Extract all lines from the data beneath that include the word "many".
:: THE DATA
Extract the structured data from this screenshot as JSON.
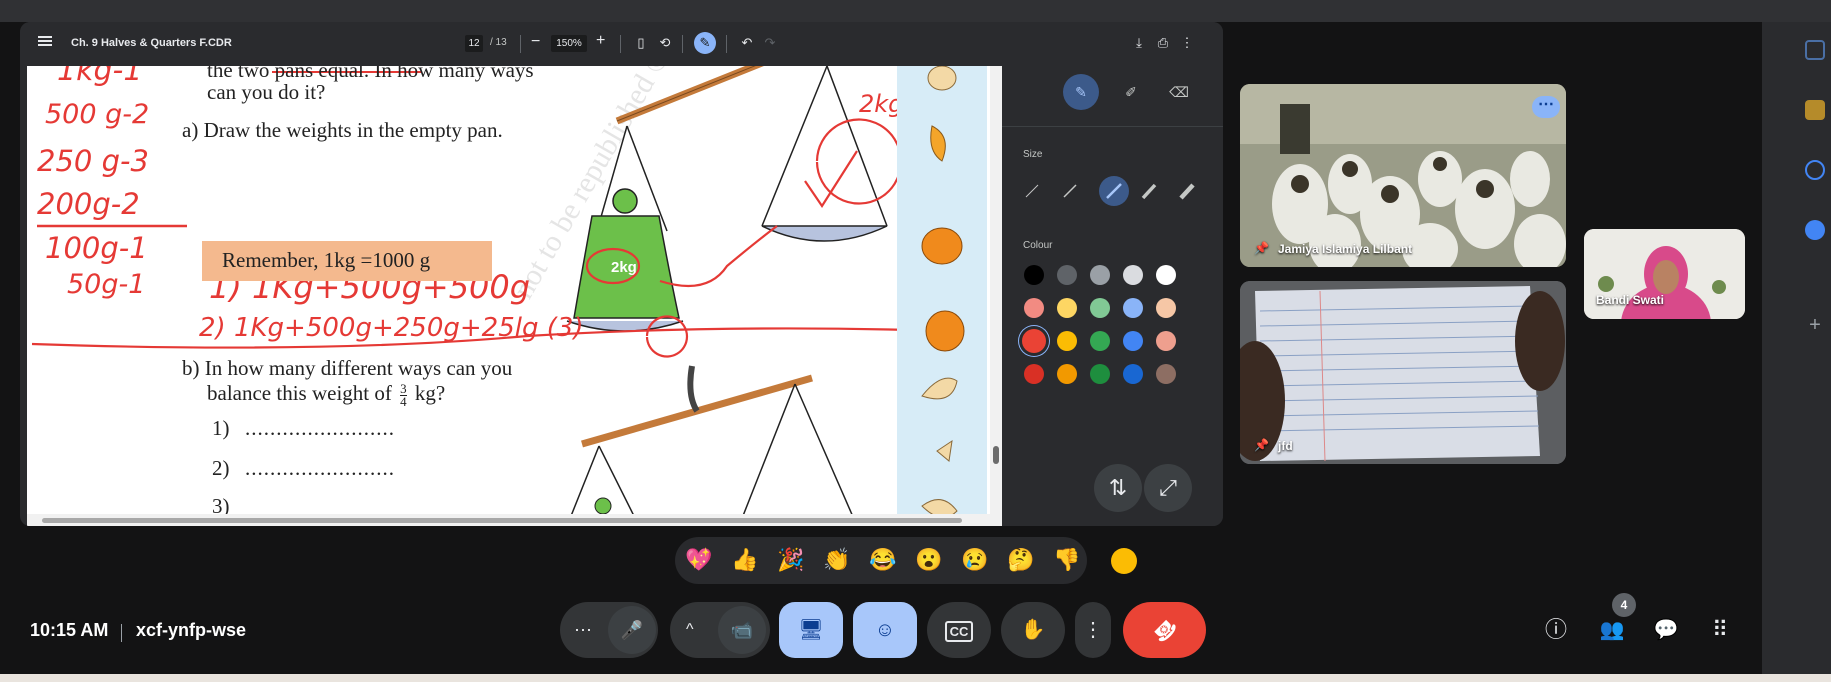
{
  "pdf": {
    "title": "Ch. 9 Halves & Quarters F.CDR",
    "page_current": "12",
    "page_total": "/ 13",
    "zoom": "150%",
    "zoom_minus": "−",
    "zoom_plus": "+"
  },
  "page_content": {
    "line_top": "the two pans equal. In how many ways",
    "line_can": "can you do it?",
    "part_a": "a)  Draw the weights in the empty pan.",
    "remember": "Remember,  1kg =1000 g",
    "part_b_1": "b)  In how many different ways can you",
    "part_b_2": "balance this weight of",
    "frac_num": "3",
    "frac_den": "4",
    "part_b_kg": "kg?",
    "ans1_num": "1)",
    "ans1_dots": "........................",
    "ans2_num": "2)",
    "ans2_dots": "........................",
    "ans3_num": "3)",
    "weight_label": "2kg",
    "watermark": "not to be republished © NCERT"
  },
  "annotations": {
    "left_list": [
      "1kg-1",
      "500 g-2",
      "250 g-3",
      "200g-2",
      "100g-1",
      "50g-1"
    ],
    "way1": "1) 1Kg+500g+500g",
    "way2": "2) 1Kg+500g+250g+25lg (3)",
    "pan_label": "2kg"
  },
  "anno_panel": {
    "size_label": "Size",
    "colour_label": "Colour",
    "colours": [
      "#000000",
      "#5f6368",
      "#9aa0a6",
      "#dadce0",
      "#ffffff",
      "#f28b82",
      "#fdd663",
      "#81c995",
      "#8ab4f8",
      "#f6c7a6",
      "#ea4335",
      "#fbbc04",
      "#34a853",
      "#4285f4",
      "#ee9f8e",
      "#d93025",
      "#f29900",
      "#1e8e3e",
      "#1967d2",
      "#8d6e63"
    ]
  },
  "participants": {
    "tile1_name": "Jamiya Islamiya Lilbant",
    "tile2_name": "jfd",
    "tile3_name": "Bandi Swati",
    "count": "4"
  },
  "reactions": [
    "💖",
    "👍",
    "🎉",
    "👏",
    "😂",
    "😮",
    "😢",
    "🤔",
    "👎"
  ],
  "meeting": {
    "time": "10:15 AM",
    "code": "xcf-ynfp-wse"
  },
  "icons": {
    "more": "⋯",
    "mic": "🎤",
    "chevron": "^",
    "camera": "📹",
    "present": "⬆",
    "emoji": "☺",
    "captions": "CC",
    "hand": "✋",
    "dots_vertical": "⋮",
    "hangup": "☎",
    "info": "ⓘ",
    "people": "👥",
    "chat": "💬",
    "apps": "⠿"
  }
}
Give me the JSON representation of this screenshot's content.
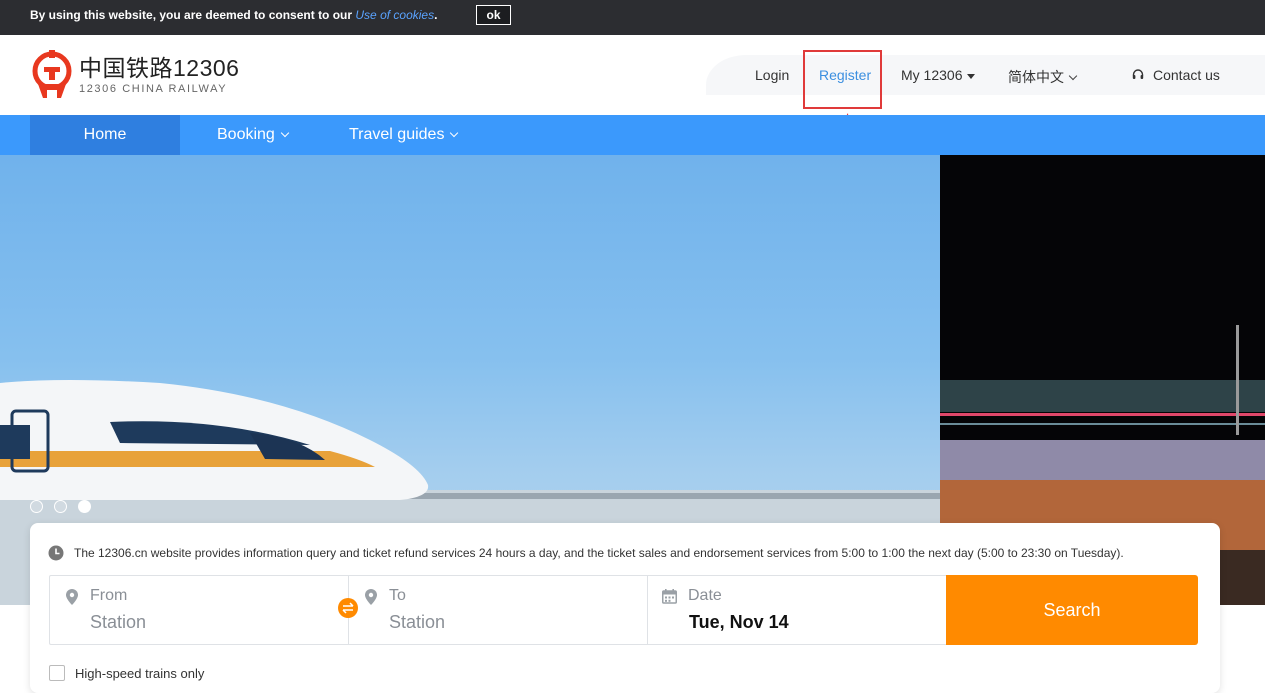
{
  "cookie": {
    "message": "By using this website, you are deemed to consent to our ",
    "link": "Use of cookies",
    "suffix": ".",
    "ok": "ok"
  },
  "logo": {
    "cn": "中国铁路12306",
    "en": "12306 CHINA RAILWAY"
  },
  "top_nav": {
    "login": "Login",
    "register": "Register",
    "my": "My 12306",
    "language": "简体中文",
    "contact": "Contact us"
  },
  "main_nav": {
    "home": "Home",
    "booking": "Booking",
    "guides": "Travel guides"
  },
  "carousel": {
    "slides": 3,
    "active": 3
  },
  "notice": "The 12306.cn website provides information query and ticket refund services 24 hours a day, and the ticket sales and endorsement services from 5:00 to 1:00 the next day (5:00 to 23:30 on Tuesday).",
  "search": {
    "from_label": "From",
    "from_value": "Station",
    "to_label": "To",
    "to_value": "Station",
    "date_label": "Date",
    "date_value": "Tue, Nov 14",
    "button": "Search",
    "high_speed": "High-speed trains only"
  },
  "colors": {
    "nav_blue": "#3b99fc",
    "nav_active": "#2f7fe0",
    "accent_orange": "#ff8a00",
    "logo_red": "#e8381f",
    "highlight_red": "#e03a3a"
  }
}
::::
> _EXERCISE SOLUTION_
    "line_top": "the two pans equal. In how many ways",
    "part_b_1": "b)  In how many different ways can you",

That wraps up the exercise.